§ Task requirements:
Switch "Enumerate" to "List" in everything from the start of the material down to the line that contains "x-tick-sublabel-18Z-0: 17DEC (98, 721, 140, 737)", and give those lines again with no other change.

-- start of Dataset excerpts --

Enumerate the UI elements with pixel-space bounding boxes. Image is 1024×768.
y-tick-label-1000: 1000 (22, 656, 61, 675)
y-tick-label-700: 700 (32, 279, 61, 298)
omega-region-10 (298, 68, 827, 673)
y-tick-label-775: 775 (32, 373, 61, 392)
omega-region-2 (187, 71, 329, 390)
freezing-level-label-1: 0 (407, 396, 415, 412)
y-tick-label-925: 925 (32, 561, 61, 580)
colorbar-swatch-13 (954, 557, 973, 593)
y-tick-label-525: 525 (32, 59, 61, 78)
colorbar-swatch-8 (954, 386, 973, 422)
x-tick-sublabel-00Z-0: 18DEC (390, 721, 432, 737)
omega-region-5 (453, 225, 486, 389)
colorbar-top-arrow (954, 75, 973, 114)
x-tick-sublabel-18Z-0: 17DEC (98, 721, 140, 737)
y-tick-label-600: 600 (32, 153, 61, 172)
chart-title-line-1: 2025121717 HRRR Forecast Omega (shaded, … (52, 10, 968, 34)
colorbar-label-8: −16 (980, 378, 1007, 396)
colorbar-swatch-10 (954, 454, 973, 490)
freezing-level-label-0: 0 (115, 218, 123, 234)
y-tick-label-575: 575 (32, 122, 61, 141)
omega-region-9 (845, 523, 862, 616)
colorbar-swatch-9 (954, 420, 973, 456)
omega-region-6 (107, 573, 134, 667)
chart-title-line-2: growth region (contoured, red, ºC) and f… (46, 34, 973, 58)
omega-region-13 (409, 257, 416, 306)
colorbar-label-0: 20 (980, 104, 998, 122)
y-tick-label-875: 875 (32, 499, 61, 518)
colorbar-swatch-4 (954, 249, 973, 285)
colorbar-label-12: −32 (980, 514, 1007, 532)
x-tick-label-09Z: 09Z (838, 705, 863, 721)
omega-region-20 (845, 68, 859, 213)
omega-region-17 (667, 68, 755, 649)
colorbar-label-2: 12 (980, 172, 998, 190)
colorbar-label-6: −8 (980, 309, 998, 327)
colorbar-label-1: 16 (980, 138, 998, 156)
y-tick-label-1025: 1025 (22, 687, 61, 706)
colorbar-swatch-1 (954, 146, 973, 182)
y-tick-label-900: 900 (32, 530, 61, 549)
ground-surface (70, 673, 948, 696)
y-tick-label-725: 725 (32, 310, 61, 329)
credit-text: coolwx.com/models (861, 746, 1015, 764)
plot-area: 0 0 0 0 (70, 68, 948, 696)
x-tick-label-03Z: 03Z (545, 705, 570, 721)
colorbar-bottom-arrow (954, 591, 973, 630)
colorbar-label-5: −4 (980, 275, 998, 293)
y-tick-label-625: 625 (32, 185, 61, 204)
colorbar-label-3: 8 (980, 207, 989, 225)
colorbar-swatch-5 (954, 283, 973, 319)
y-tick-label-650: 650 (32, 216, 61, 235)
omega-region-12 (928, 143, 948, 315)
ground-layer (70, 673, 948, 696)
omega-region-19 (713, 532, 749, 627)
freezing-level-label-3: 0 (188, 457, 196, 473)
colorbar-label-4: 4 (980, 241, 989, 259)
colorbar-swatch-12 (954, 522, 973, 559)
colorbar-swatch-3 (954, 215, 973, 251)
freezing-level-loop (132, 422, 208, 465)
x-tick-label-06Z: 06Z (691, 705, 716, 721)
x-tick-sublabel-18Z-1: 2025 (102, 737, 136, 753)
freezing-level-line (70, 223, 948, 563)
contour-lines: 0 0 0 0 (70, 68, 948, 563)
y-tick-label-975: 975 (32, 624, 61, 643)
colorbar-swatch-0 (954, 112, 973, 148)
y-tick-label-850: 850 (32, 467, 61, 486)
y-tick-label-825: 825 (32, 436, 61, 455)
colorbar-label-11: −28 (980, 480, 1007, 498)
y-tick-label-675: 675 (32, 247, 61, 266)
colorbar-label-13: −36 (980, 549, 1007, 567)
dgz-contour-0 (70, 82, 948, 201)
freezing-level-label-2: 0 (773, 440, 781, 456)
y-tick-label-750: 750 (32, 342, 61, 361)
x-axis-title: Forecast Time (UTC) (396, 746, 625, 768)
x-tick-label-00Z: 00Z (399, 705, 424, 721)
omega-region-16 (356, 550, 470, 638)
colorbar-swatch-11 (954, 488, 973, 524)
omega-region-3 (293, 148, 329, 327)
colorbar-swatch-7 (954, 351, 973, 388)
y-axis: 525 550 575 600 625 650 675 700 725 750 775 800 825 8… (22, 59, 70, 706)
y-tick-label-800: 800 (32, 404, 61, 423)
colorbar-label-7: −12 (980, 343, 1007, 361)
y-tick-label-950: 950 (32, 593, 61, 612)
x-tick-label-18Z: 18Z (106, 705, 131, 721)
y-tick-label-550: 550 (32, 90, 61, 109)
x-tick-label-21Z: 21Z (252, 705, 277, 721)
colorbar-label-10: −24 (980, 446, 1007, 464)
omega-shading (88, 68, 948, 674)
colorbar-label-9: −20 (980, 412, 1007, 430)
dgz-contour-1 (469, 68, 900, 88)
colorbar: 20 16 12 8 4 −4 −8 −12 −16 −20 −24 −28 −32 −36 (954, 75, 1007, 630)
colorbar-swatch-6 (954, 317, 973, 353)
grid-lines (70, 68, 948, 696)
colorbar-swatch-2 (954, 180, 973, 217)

-- end of Dataset excerpts --

§ Answer for this exercise:
List the UI elements with pixel-space bounding boxes. Image is 1024×768.
y-tick-label-1000: 1000 (22, 656, 61, 675)
y-tick-label-700: 700 (32, 279, 61, 298)
omega-region-10 (298, 68, 827, 673)
y-tick-label-775: 775 (32, 373, 61, 392)
omega-region-2 (187, 71, 329, 390)
freezing-level-label-1: 0 (407, 396, 415, 412)
y-tick-label-925: 925 (32, 561, 61, 580)
colorbar-swatch-13 (954, 557, 973, 593)
y-tick-label-525: 525 (32, 59, 61, 78)
colorbar-swatch-8 (954, 386, 973, 422)
x-tick-sublabel-00Z-0: 18DEC (390, 721, 432, 737)
omega-region-5 (453, 225, 486, 389)
colorbar-top-arrow (954, 75, 973, 114)
x-tick-sublabel-18Z-0: 17DEC (98, 721, 140, 737)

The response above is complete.